→ Exercise prompt
Carry none of the pictures over; write out the complete data exactly.

→ Supplied data
## Start
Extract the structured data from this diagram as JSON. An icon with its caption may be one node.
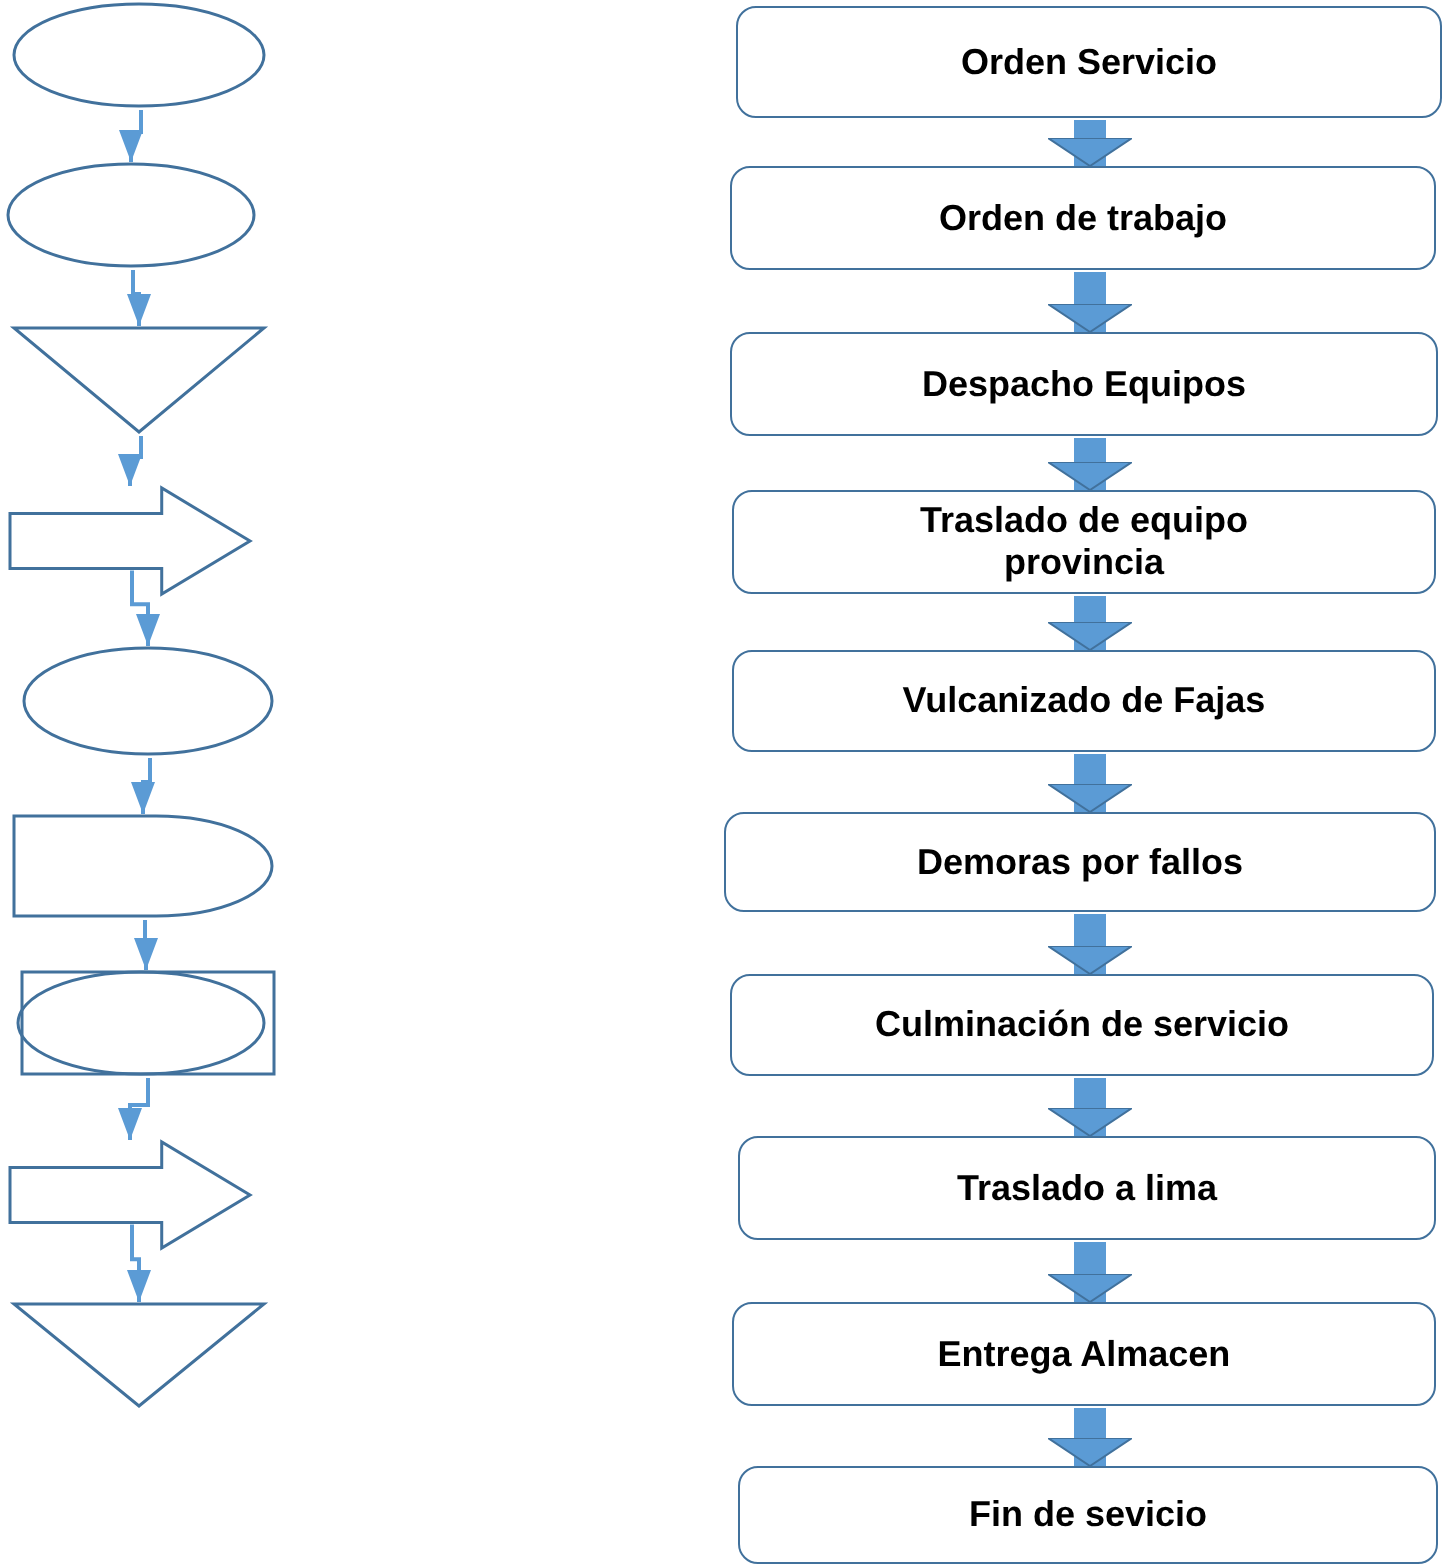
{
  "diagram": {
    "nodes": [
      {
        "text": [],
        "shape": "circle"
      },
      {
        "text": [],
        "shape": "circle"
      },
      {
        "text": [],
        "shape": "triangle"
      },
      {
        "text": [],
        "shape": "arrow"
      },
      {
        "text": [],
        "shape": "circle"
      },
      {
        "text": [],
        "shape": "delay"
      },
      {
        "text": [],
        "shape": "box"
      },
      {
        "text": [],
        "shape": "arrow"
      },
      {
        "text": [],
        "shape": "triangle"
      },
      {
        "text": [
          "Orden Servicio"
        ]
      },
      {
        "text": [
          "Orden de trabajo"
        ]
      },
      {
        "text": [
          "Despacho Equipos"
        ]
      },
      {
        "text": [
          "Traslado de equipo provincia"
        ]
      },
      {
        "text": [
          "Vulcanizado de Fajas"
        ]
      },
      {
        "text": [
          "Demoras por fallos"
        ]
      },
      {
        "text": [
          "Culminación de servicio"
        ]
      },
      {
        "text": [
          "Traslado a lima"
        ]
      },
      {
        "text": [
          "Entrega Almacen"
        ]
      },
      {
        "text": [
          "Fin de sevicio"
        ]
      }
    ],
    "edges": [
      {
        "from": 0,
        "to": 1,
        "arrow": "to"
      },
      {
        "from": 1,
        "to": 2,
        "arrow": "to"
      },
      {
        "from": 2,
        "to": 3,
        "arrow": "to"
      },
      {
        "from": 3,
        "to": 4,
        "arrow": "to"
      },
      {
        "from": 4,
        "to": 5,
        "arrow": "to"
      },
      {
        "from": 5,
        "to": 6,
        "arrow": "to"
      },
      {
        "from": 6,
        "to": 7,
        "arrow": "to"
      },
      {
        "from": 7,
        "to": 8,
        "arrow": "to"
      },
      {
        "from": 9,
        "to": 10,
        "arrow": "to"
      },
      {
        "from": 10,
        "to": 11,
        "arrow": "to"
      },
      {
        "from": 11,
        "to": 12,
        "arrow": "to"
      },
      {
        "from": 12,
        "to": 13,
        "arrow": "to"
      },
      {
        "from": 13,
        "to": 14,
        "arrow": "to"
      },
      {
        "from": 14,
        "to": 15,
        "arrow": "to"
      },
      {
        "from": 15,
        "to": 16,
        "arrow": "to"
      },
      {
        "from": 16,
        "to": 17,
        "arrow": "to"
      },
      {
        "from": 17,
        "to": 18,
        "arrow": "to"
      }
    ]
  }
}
## End
→ Written response
Extract the structured data from this diagram as JSON. An icon with its caption may be one node.
{
  "diagram": {
    "nodes": [
      {
        "text": [],
        "shape": "circle"
      },
      {
        "text": [],
        "shape": "circle"
      },
      {
        "text": [],
        "shape": "triangle"
      },
      {
        "text": [],
        "shape": "arrow"
      },
      {
        "text": [],
        "shape": "circle"
      },
      {
        "text": [],
        "shape": "delay"
      },
      {
        "text": [],
        "shape": "box"
      },
      {
        "text": [],
        "shape": "arrow"
      },
      {
        "text": [],
        "shape": "triangle"
      },
      {
        "text": [
          "Orden Servicio"
        ]
      },
      {
        "text": [
          "Orden de trabajo"
        ]
      },
      {
        "text": [
          "Despacho Equipos"
        ]
      },
      {
        "text": [
          "Traslado de equipo provincia"
        ]
      },
      {
        "text": [
          "Vulcanizado de Fajas"
        ]
      },
      {
        "text": [
          "Demoras por fallos"
        ]
      },
      {
        "text": [
          "Culminación de servicio"
        ]
      },
      {
        "text": [
          "Traslado a lima"
        ]
      },
      {
        "text": [
          "Entrega Almacen"
        ]
      },
      {
        "text": [
          "Fin de sevicio"
        ]
      }
    ],
    "edges": [
      {
        "from": 0,
        "to": 1,
        "arrow": "to"
      },
      {
        "from": 1,
        "to": 2,
        "arrow": "to"
      },
      {
        "from": 2,
        "to": 3,
        "arrow": "to"
      },
      {
        "from": 3,
        "to": 4,
        "arrow": "to"
      },
      {
        "from": 4,
        "to": 5,
        "arrow": "to"
      },
      {
        "from": 5,
        "to": 6,
        "arrow": "to"
      },
      {
        "from": 6,
        "to": 7,
        "arrow": "to"
      },
      {
        "from": 7,
        "to": 8,
        "arrow": "to"
      },
      {
        "from": 9,
        "to": 10,
        "arrow": "to"
      },
      {
        "from": 10,
        "to": 11,
        "arrow": "to"
      },
      {
        "from": 11,
        "to": 12,
        "arrow": "to"
      },
      {
        "from": 12,
        "to": 13,
        "arrow": "to"
      },
      {
        "from": 13,
        "to": 14,
        "arrow": "to"
      },
      {
        "from": 14,
        "to": 15,
        "arrow": "to"
      },
      {
        "from": 15,
        "to": 16,
        "arrow": "to"
      },
      {
        "from": 16,
        "to": 17,
        "arrow": "to"
      },
      {
        "from": 17,
        "to": 18,
        "arrow": "to"
      }
    ]
  }
}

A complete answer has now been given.